--- START Material provided ---
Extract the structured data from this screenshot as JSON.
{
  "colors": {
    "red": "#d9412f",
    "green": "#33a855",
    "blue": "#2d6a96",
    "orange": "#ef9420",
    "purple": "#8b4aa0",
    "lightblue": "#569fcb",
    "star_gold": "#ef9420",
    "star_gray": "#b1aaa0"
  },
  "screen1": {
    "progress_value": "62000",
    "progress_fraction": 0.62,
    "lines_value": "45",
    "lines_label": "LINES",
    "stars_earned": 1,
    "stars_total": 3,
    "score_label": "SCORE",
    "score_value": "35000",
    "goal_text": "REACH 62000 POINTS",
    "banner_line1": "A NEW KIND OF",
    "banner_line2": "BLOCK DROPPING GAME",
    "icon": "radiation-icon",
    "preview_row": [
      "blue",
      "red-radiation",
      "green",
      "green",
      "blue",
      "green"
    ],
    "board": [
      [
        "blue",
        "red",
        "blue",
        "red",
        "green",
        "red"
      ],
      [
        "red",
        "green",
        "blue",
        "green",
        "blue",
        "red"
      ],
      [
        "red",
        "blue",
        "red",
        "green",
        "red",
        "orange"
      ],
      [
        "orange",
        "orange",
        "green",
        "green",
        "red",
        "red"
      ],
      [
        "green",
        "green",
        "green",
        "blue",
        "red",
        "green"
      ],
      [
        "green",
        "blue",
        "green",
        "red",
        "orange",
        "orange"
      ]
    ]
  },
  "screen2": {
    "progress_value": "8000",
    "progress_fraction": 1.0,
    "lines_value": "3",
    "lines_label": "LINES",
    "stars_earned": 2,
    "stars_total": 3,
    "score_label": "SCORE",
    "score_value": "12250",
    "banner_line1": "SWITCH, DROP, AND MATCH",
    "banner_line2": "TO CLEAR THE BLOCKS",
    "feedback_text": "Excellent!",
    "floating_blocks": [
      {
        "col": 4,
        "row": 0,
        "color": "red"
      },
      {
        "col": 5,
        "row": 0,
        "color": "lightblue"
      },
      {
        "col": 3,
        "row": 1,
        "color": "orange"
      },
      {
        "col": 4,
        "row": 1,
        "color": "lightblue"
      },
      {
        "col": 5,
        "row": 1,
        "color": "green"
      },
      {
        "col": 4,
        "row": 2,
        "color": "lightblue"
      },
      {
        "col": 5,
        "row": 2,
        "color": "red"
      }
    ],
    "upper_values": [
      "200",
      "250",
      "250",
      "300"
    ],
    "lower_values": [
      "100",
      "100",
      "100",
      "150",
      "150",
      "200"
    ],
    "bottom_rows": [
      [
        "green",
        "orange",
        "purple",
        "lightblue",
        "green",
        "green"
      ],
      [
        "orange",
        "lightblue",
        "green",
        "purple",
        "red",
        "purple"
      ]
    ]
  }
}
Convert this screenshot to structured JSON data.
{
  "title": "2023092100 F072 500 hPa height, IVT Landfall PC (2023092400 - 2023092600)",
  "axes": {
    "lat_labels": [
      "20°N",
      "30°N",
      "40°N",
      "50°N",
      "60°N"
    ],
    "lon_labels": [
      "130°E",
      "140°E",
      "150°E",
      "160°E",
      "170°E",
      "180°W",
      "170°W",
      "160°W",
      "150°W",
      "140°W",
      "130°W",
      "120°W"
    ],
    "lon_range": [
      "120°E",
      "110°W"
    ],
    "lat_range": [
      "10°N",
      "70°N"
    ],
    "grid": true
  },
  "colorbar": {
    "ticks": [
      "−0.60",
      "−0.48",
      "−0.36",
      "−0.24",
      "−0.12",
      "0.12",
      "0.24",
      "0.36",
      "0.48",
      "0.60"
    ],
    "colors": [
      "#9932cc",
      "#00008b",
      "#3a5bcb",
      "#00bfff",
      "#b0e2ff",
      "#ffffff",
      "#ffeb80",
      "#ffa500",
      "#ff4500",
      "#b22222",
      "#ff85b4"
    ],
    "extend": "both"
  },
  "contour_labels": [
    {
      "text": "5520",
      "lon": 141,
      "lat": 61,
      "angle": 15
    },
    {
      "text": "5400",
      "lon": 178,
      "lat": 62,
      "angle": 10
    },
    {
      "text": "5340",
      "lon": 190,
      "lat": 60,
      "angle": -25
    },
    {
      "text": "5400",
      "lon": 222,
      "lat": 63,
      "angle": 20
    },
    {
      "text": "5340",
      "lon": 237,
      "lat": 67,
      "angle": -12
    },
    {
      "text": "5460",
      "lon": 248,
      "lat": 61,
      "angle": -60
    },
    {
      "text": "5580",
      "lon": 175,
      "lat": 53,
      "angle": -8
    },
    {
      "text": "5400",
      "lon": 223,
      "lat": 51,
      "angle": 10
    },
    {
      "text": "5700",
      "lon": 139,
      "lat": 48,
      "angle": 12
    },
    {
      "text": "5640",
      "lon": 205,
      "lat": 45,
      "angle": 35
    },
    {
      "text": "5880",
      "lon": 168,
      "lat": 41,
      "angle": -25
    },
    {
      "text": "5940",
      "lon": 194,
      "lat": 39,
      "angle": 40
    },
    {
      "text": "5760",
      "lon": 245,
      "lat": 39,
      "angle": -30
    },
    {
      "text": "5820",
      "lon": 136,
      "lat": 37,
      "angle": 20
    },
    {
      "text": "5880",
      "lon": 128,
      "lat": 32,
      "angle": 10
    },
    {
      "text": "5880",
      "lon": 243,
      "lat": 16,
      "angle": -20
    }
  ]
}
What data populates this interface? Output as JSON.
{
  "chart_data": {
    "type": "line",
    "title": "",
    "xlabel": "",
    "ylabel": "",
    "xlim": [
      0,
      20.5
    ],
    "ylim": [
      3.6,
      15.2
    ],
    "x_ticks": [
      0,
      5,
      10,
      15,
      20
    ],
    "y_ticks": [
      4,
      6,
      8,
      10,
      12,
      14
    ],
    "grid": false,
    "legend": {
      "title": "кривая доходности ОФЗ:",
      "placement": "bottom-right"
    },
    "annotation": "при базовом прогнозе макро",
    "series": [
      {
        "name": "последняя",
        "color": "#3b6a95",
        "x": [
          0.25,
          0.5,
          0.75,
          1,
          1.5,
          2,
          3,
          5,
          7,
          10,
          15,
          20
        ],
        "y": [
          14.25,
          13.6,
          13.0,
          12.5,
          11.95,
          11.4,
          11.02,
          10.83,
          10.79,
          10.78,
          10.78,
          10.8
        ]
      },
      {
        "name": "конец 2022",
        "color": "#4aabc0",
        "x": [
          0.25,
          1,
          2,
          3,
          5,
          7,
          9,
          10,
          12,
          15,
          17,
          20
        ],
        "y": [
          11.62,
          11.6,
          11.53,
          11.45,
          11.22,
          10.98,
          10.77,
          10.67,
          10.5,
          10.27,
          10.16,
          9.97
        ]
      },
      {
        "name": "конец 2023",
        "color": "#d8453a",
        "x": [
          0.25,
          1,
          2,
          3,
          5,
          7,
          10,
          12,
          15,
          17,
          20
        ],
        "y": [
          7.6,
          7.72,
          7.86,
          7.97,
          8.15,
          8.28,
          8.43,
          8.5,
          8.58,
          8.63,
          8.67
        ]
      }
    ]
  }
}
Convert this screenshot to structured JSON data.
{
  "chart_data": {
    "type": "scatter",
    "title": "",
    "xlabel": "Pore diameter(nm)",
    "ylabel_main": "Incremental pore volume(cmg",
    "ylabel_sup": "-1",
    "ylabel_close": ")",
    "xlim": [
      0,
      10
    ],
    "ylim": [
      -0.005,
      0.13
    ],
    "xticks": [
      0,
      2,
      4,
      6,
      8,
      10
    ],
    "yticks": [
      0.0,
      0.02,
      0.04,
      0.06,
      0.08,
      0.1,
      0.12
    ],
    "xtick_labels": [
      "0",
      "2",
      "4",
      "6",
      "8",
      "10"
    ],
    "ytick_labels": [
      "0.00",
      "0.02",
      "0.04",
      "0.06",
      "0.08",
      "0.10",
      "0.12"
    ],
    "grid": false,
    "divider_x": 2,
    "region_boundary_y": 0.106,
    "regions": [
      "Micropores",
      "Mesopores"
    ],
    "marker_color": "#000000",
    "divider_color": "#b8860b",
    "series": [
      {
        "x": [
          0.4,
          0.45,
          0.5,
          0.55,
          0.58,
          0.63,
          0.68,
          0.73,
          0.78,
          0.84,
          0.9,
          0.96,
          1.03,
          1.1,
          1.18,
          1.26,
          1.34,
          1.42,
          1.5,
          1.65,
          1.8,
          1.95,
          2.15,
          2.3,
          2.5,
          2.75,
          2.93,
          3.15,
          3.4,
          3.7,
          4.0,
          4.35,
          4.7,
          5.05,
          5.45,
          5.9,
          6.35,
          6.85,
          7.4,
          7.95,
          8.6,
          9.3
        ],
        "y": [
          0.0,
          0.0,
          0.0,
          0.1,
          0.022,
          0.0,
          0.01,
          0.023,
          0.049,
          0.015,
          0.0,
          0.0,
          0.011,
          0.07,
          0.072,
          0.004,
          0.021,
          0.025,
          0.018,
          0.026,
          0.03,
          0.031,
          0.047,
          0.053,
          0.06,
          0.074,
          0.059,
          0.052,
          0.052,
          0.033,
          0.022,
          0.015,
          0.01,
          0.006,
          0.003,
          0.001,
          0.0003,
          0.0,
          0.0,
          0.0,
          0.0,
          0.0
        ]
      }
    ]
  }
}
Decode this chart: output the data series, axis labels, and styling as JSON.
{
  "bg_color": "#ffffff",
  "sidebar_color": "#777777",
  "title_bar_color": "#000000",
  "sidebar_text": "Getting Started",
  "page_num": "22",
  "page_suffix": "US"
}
--- END Material provided ---
Of the lines in the data, how many contain the word "this"? Provide the number and nothing further.

**Correct result**
5